··· SUPPLIED DATA
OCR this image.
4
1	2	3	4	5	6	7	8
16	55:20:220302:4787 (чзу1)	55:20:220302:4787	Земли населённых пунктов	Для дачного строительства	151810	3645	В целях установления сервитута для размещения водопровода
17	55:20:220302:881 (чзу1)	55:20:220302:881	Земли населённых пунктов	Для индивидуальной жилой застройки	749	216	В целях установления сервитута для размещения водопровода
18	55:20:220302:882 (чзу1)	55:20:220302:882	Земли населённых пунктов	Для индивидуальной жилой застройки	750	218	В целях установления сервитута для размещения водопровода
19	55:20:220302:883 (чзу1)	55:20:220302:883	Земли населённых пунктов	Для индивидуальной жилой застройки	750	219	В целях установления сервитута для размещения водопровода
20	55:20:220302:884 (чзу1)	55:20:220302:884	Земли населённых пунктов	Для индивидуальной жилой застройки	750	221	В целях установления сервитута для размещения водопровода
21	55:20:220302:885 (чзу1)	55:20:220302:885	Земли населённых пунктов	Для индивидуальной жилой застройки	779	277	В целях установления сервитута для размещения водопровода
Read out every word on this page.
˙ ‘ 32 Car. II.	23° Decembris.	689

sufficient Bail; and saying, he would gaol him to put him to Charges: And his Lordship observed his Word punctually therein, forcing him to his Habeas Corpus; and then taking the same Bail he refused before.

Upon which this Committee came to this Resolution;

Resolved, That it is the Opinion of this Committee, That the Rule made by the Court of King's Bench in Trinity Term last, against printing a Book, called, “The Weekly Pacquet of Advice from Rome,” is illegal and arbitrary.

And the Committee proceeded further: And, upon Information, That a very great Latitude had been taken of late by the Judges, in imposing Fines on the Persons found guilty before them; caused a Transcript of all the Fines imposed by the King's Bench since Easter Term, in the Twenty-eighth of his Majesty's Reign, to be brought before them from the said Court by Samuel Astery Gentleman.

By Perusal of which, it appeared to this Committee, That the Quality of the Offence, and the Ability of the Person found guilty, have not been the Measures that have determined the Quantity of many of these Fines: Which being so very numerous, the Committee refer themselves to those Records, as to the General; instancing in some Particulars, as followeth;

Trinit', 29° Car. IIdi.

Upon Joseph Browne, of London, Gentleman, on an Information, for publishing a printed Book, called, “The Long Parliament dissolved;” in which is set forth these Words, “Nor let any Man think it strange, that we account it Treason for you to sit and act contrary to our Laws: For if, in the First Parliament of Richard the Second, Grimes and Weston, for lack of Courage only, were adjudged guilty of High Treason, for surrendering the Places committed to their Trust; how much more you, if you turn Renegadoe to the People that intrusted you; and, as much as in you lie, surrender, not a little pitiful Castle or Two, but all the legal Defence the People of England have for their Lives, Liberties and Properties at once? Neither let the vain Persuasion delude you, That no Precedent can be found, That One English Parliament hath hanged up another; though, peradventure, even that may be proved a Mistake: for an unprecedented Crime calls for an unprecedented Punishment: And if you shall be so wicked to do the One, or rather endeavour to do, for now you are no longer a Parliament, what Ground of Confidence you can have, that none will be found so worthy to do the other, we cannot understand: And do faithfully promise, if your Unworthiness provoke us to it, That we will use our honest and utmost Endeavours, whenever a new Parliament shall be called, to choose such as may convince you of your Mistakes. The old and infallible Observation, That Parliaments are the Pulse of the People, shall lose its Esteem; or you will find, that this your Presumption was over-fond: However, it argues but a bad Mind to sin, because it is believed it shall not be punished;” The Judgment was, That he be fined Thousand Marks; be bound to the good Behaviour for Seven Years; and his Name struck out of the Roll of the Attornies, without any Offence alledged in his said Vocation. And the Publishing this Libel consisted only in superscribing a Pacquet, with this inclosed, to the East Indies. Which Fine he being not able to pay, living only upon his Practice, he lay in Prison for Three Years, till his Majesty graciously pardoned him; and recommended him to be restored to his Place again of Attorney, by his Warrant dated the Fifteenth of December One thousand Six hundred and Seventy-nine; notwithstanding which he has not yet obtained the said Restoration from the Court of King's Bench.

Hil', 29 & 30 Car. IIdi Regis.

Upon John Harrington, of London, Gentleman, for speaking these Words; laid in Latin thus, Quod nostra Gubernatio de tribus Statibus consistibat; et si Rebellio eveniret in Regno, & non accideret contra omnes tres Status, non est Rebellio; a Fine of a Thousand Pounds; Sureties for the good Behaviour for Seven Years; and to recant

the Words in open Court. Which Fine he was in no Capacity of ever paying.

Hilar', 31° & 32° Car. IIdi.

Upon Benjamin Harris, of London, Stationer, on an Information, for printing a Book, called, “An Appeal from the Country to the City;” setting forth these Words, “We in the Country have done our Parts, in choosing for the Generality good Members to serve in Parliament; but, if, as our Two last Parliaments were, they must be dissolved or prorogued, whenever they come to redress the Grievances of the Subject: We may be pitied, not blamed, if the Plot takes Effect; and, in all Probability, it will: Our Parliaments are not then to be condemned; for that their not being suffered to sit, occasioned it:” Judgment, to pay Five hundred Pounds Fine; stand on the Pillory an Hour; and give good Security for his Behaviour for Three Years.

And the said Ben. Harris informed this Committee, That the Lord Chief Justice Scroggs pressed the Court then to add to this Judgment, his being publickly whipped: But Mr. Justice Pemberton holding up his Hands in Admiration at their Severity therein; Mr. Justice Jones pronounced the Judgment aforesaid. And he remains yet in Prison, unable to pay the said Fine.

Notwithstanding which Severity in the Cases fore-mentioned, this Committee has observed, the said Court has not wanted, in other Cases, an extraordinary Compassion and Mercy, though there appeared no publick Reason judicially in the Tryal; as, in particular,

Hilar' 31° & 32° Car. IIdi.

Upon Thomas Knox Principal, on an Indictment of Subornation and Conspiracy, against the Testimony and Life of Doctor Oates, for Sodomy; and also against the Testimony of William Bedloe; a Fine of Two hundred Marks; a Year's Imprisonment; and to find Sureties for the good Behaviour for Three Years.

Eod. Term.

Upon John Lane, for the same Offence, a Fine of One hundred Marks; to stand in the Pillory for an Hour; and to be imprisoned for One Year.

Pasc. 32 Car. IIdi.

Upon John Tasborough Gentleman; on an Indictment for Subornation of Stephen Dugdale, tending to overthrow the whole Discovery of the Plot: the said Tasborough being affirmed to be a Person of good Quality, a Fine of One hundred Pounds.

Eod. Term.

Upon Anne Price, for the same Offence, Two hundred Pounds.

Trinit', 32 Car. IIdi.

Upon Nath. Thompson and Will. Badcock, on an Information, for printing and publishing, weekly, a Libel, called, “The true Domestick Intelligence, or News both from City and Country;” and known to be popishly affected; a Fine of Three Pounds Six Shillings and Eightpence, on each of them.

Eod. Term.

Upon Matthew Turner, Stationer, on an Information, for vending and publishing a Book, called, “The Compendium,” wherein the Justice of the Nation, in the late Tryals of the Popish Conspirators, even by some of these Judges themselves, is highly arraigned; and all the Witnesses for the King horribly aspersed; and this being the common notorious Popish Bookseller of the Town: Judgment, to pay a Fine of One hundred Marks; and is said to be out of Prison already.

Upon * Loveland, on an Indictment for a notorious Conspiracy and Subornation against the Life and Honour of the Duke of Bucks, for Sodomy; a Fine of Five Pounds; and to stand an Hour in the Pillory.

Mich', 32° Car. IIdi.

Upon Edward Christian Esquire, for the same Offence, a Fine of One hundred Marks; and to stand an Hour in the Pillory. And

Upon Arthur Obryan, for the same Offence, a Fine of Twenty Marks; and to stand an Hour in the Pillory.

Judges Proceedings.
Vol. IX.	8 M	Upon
······
**INSTRUCTION**
Copy the material above, line for line.

**RESULT FOR THIS TASK**
OCR this image.
4
1	2	3	4	5	6	7	8
16	55:20:220302:4787 (чзу1)	55:20:220302:4787	Земли населённых пунктов	Для дачного строительства	151810	3645	В целях установления сервитута для размещения водопровода
17	55:20:220302:881 (чзу1)	55:20:220302:881	Земли населённых пунктов	Для индивидуальной жилой застройки	749	216	В целях установления сервитута для размещения водопровода
18	55:20:220302:882 (чзу1)	55:20:220302:882	Земли населённых пунктов	Для индивидуальной жилой застройки	750	218	В целях установления сервитута для размещения водопровода
19	55:20:220302:883 (чзу1)	55:20:220302:883	Земли населённых пунктов	Для индивидуальной жилой застройки	750	219	В целях установления сервитута для размещения водопровода
20	55:20:220302:884 (чзу1)	55:20:220302:884	Земли населённых пунктов	Для индивидуальной жилой застройки	750	221	В целях установления сервитута для размещения водопровода
21	55:20:220302:885 (чзу1)	55:20:220302:885	Земли населённых пунктов	Для индивидуальной жилой застройки	779	277	В целях установления сервитута для размещения водопровода
Read out every word on this page.
˙ ‘ 32 Car. II.	23° Decembris.	689

sufficient Bail; and saying, he would gaol him to put him to Charges: And his Lordship observed his Word punctually therein, forcing him to his Habeas Corpus; and then taking the same Bail he refused before.

Upon which this Committee came to this Resolution;

Resolved, That it is the Opinion of this Committee, That the Rule made by the Court of King's Bench in Trinity Term last, against printing a Book, called, “The Weekly Pacquet of Advice from Rome,” is illegal and arbitrary.

And the Committee proceeded further: And, upon Information, That a very great Latitude had been taken of late by the Judges, in imposing Fines on the Persons found guilty before them; caused a Transcript of all the Fines imposed by the King's Bench since Easter Term, in the Twenty-eighth of his Majesty's Reign, to be brought before them from the said Court by Samuel Astery Gentleman.

By Perusal of which, it appeared to this Committee, That the Quality of the Offence, and the Ability of the Person found guilty, have not been the Measures that have determined the Quantity of many of these Fines: Which being so very numerous, the Committee refer themselves to those Records, as to the General; instancing in some Particulars, as followeth;

Trinit', 29° Car. IIdi.

Upon Joseph Browne, of London, Gentleman, on an Information, for publishing a printed Book, called, “The Long Parliament dissolved;” in which is set forth these Words, “Nor let any Man think it strange, that we account it Treason for you to sit and act contrary to our Laws: For if, in the First Parliament of Richard the Second, Grimes and Weston, for lack of Courage only, were adjudged guilty of High Treason, for surrendering the Places committed to their Trust; how much more you, if you turn Renegadoe to the People that intrusted you; and, as much as in you lie, surrender, not a little pitiful Castle or Two, but all the legal Defence the People of England have for their Lives, Liberties and Properties at once? Neither let the vain Persuasion delude you, That no Precedent can be found, That One English Parliament hath hanged up another; though, peradventure, even that may be proved a Mistake: for an unprecedented Crime calls for an unprecedented Punishment: And if you shall be so wicked to do the One, or rather endeavour to do, for now you are no longer a Parliament, what Ground of Confidence you can have, that none will be found so worthy to do the other, we cannot understand: And do faithfully promise, if your Unworthiness provoke us to it, That we will use our honest and utmost Endeavours, whenever a new Parliament shall be called, to choose such as may convince you of your Mistakes. The old and infallible Observation, That Parliaments are the Pulse of the People, shall lose its Esteem; or you will find, that this your Presumption was over-fond: However, it argues but a bad Mind to sin, because it is believed it shall not be punished;” The Judgment was, That he be fined Thousand Marks; be bound to the good Behaviour for Seven Years; and his Name struck out of the Roll of the Attornies, without any Offence alledged in his said Vocation. And the Publishing this Libel consisted only in superscribing a Pacquet, with this inclosed, to the East Indies. Which Fine he being not able to pay, living only upon his Practice, he lay in Prison for Three Years, till his Majesty graciously pardoned him; and recommended him to be restored to his Place again of Attorney, by his Warrant dated the Fifteenth of December One thousand Six hundred and Seventy-nine; notwithstanding which he has not yet obtained the said Restoration from the Court of King's Bench.

Hil', 29 & 30 Car. IIdi Regis.

Upon John Harrington, of London, Gentleman, for speaking these Words; laid in Latin thus, Quod nostra Gubernatio de tribus Statibus consistibat; et si Rebellio eveniret in Regno, & non accideret contra omnes tres Status, non est Rebellio; a Fine of a Thousand Pounds; Sureties for the good Behaviour for Seven Years; and to recant

the Words in open Court. Which Fine he was in no Capacity of ever paying.

Hilar', 31° & 32° Car. IIdi.

Upon Benjamin Harris, of London, Stationer, on an Information, for printing a Book, called, “An Appeal from the Country to the City;” setting forth these Words, “We in the Country have done our Parts, in choosing for the Generality good Members to serve in Parliament; but, if, as our Two last Parliaments were, they must be dissolved or prorogued, whenever they come to redress the Grievances of the Subject: We may be pitied, not blamed, if the Plot takes Effect; and, in all Probability, it will: Our Parliaments are not then to be condemned; for that their not being suffered to sit, occasioned it:” Judgment, to pay Five hundred Pounds Fine; stand on the Pillory an Hour; and give good Security for his Behaviour for Three Years.

And the said Ben. Harris informed this Committee, That the Lord Chief Justice Scroggs pressed the Court then to add to this Judgment, his being publickly whipped: But Mr. Justice Pemberton holding up his Hands in Admiration at their Severity therein; Mr. Justice Jones pronounced the Judgment aforesaid. And he remains yet in Prison, unable to pay the said Fine.

Notwithstanding which Severity in the Cases fore-mentioned, this Committee has observed, the said Court has not wanted, in other Cases, an extraordinary Compassion and Mercy, though there appeared no publick Reason judicially in the Tryal; as, in particular,

Hilar' 31° & 32° Car. IIdi.

Upon Thomas Knox Principal, on an Indictment of Subornation and Conspiracy, against the Testimony and Life of Doctor Oates, for Sodomy; and also against the Testimony of William Bedloe; a Fine of Two hundred Marks; a Year's Imprisonment; and to find Sureties for the good Behaviour for Three Years.

Eod. Term.

Upon John Lane, for the same Offence, a Fine of One hundred Marks; to stand in the Pillory for an Hour; and to be imprisoned for One Year.

Pasc. 32 Car. IIdi.

Upon John Tasborough Gentleman; on an Indictment for Subornation of Stephen Dugdale, tending to overthrow the whole Discovery of the Plot: the said Tasborough being affirmed to be a Person of good Quality, a Fine of One hundred Pounds.

Eod. Term.

Upon Anne Price, for the same Offence, Two hundred Pounds.

Trinit', 32 Car. IIdi.

Upon Nath. Thompson and Will. Badcock, on an Information, for printing and publishing, weekly, a Libel, called, “The true Domestick Intelligence, or News both from City and Country;” and known to be popishly affected; a Fine of Three Pounds Six Shillings and Eightpence, on each of them.

Eod. Term.

Upon Matthew Turner, Stationer, on an Information, for vending and publishing a Book, called, “The Compendium,” wherein the Justice of the Nation, in the late Tryals of the Popish Conspirators, even by some of these Judges themselves, is highly arraigned; and all the Witnesses for the King horribly aspersed; and this being the common notorious Popish Bookseller of the Town: Judgment, to pay a Fine of One hundred Marks; and is said to be out of Prison already.

Upon * Loveland, on an Indictment for a notorious Conspiracy and Subornation against the Life and Honour of the Duke of Bucks, for Sodomy; a Fine of Five Pounds; and to stand an Hour in the Pillory.

Mich', 32° Car. IIdi.

Upon Edward Christian Esquire, for the same Offence, a Fine of One hundred Marks; and to stand an Hour in the Pillory. And

Upon Arthur Obryan, for the same Offence, a Fine of Twenty Marks; and to stand an Hour in the Pillory.

Judges Proceedings.
Vol. IX.	8 M	Upon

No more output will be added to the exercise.